Repeat the material verbatim. Images are excluded from the copy.

* **DATA EXTRACT**
>> Begin
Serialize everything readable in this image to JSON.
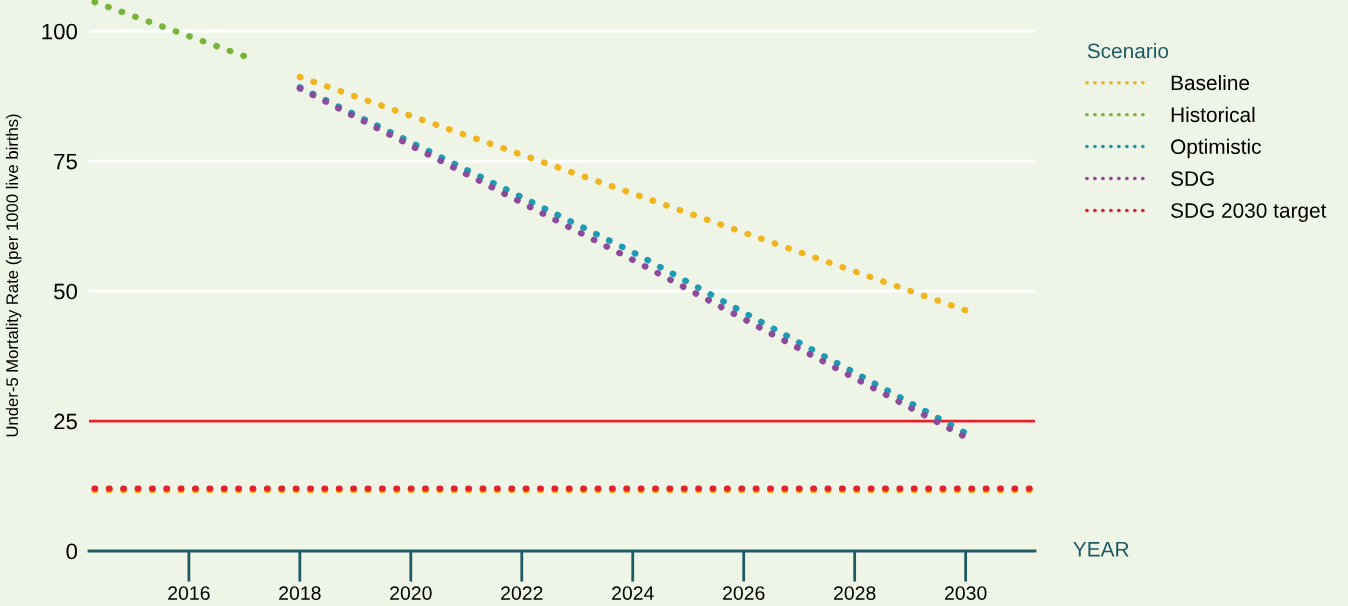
{
  "chart_data": {
    "type": "line",
    "xlabel": "YEAR",
    "ylabel": "Under-5 Mortality Rate (per 1000 live births)",
    "legend_title": "Scenario",
    "series": [
      {
        "name": "Baseline",
        "color": "#f0b41e",
        "x": [
          2018,
          2030
        ],
        "values": [
          91.2,
          46.3
        ]
      },
      {
        "name": "Historical",
        "color": "#78b43c",
        "x": [
          2014.3,
          2017
        ],
        "values": [
          105.6,
          95.2
        ]
      },
      {
        "name": "Optimistic",
        "color": "#1e9bb4",
        "x": [
          2018,
          2024,
          2030
        ],
        "values": [
          89.2,
          57.5,
          22.7
        ]
      },
      {
        "name": "SDG",
        "color": "#8c4b9b",
        "x": [
          2018,
          2024,
          2030
        ],
        "values": [
          89,
          56,
          21.9
        ]
      },
      {
        "color": "#f0b41e",
        "x": [
          2014.3,
          2031.2
        ],
        "values": [
          11.7,
          11.7
        ]
      },
      {
        "name": "SDG 2030 target",
        "color": "#e1232d",
        "x": [
          2014.3,
          2031.2
        ],
        "values": [
          12,
          12
        ]
      }
    ],
    "xlim": [
      2014.2,
      2031.25
    ],
    "xticks": [
      2016,
      2018,
      2020,
      2022,
      2024,
      2026,
      2028,
      2030
    ],
    "ylim": [
      0,
      106
    ],
    "yticks": [
      0,
      25,
      50,
      75,
      100
    ],
    "ref_lines": [
      {
        "axis": "y",
        "value": 25,
        "color": "#e1232d",
        "line_style": "solid"
      }
    ],
    "grid": "y",
    "legend": "top right",
    "line_style": "dotted",
    "marker": "none"
  }
}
>> End
* **WRITTEN ANSWER**
Serialize everything readable in this image to JSON.
{
  "chart_data": {
    "type": "line",
    "xlabel": "YEAR",
    "ylabel": "Under-5 Mortality Rate (per 1000 live births)",
    "legend_title": "Scenario",
    "series": [
      {
        "name": "Baseline",
        "color": "#f0b41e",
        "x": [
          2018,
          2030
        ],
        "values": [
          91.2,
          46.3
        ]
      },
      {
        "name": "Historical",
        "color": "#78b43c",
        "x": [
          2014.3,
          2017
        ],
        "values": [
          105.6,
          95.2
        ]
      },
      {
        "name": "Optimistic",
        "color": "#1e9bb4",
        "x": [
          2018,
          2024,
          2030
        ],
        "values": [
          89.2,
          57.5,
          22.7
        ]
      },
      {
        "name": "SDG",
        "color": "#8c4b9b",
        "x": [
          2018,
          2024,
          2030
        ],
        "values": [
          89,
          56,
          21.9
        ]
      },
      {
        "color": "#f0b41e",
        "x": [
          2014.3,
          2031.2
        ],
        "values": [
          11.7,
          11.7
        ]
      },
      {
        "name": "SDG 2030 target",
        "color": "#e1232d",
        "x": [
          2014.3,
          2031.2
        ],
        "values": [
          12,
          12
        ]
      }
    ],
    "xlim": [
      2014.2,
      2031.25
    ],
    "xticks": [
      2016,
      2018,
      2020,
      2022,
      2024,
      2026,
      2028,
      2030
    ],
    "ylim": [
      0,
      106
    ],
    "yticks": [
      0,
      25,
      50,
      75,
      100
    ],
    "ref_lines": [
      {
        "axis": "y",
        "value": 25,
        "color": "#e1232d",
        "line_style": "solid"
      }
    ],
    "grid": "y",
    "legend": "top right",
    "line_style": "dotted",
    "marker": "none"
  }
}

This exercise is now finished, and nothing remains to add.